## TASK
Locate and copy all lines bearing the word "Quantique".

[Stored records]
● ● ● ● ●
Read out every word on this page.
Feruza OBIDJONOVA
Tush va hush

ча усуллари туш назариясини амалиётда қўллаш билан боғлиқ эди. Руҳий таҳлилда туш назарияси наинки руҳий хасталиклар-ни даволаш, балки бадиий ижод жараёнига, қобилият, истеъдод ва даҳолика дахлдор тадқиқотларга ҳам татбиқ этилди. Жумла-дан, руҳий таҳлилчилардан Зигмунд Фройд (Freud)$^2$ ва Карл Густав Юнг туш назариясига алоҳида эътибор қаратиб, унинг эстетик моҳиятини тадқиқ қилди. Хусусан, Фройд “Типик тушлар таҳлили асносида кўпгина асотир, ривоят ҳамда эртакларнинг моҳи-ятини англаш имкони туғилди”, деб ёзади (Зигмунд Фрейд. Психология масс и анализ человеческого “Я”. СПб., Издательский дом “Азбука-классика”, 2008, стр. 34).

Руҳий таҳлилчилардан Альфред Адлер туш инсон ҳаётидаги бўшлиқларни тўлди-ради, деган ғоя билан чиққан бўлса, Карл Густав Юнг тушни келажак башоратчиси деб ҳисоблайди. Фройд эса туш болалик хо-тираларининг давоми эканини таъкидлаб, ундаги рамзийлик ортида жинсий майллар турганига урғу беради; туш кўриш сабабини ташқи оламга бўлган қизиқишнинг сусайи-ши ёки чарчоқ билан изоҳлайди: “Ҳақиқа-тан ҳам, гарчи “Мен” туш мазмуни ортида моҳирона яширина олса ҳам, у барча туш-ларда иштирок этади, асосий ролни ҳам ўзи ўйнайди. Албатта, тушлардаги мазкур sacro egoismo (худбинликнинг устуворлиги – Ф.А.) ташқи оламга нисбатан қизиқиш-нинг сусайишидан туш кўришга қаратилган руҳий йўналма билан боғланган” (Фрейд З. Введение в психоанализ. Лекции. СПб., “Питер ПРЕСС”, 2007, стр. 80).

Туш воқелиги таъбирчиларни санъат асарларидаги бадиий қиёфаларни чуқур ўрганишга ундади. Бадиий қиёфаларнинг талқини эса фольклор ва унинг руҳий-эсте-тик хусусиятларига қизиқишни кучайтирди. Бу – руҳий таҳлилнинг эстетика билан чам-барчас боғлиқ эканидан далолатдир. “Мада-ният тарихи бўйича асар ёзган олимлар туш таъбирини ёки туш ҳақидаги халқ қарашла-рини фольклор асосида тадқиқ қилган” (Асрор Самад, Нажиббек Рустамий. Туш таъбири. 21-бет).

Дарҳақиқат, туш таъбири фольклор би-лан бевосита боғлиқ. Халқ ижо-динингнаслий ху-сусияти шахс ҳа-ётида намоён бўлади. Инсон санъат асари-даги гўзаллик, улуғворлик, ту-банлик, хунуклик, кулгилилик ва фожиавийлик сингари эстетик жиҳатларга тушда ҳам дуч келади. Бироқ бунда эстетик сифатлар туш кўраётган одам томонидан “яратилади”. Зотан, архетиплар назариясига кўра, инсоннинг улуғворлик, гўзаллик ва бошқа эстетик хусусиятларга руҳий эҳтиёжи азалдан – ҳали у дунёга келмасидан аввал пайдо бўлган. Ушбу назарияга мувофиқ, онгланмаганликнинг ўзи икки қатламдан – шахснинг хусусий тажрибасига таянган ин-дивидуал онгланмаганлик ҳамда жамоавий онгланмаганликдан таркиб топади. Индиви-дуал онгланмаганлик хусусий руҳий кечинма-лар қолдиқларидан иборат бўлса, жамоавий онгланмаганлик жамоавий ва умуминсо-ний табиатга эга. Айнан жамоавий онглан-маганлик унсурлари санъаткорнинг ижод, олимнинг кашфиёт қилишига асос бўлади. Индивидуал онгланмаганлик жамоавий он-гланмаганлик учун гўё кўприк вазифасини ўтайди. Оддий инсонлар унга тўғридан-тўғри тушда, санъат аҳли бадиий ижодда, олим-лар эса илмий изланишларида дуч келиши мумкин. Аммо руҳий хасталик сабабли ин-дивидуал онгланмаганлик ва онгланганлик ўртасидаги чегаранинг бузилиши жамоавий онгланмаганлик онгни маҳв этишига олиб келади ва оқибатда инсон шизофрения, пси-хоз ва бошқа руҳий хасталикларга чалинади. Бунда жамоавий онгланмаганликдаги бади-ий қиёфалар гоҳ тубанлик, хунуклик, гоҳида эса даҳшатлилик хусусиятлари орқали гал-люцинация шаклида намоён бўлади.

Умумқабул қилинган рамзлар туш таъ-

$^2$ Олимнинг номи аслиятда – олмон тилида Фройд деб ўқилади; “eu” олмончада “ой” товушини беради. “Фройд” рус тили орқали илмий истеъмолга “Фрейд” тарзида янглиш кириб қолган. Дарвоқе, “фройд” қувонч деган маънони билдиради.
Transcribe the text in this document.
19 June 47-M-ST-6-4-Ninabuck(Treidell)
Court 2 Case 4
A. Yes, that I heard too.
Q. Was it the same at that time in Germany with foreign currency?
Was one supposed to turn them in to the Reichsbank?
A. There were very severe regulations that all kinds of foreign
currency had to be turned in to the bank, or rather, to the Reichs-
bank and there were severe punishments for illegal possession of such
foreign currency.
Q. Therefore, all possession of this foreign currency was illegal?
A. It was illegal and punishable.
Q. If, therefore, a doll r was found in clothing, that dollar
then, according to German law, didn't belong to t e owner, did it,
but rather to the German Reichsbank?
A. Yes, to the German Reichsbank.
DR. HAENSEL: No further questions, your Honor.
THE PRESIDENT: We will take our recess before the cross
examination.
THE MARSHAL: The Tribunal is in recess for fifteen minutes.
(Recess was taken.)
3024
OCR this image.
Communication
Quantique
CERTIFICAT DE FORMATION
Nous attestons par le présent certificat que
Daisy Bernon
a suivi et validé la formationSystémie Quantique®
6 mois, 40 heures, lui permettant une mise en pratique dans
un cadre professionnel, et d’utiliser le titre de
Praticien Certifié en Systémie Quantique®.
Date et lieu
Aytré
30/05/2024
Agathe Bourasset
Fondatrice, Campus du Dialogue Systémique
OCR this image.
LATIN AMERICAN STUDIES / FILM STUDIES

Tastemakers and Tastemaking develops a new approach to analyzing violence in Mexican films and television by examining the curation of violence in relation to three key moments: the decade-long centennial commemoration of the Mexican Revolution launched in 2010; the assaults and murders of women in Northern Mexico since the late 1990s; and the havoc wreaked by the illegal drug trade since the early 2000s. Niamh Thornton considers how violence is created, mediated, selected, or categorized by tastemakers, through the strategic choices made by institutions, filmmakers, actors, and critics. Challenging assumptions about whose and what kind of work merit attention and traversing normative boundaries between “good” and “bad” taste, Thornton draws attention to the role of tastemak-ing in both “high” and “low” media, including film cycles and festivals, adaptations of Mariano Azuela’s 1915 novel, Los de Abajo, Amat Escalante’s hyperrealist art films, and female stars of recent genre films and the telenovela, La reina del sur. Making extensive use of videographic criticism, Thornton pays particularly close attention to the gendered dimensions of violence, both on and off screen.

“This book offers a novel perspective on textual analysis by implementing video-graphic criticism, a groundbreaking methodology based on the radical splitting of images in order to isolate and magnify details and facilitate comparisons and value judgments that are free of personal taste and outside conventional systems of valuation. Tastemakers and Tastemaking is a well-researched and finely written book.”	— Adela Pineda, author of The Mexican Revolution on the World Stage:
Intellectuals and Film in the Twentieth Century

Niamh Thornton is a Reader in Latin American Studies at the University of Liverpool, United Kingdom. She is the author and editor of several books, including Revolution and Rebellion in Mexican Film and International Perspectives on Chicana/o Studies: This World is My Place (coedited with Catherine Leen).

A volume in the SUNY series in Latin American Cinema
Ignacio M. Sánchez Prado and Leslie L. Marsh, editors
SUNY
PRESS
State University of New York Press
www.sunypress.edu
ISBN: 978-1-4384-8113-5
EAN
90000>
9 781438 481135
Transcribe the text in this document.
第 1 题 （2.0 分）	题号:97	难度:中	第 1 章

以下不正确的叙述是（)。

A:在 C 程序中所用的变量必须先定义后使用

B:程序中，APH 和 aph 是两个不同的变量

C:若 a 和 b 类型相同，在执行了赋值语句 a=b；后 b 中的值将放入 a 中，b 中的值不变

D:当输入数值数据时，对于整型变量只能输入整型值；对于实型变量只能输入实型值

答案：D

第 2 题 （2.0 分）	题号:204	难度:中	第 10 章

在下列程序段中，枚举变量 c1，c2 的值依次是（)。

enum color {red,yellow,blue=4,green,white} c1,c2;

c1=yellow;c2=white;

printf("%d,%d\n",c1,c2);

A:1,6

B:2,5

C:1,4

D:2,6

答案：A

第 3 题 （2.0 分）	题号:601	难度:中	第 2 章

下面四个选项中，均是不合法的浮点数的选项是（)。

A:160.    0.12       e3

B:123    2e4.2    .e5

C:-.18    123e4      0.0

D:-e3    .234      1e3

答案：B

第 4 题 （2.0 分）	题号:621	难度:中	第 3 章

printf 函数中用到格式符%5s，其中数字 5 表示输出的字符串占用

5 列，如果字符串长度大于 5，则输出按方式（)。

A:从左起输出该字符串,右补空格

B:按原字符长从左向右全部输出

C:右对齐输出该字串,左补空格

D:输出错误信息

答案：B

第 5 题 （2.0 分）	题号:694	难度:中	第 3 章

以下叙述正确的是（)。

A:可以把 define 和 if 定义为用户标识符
● ● ● ● ●
## COMPLETED EXERCISE
Quantique
a suivi et validé la formationSystémie Quantique®
Praticien Certifié en Systémie Quantique®.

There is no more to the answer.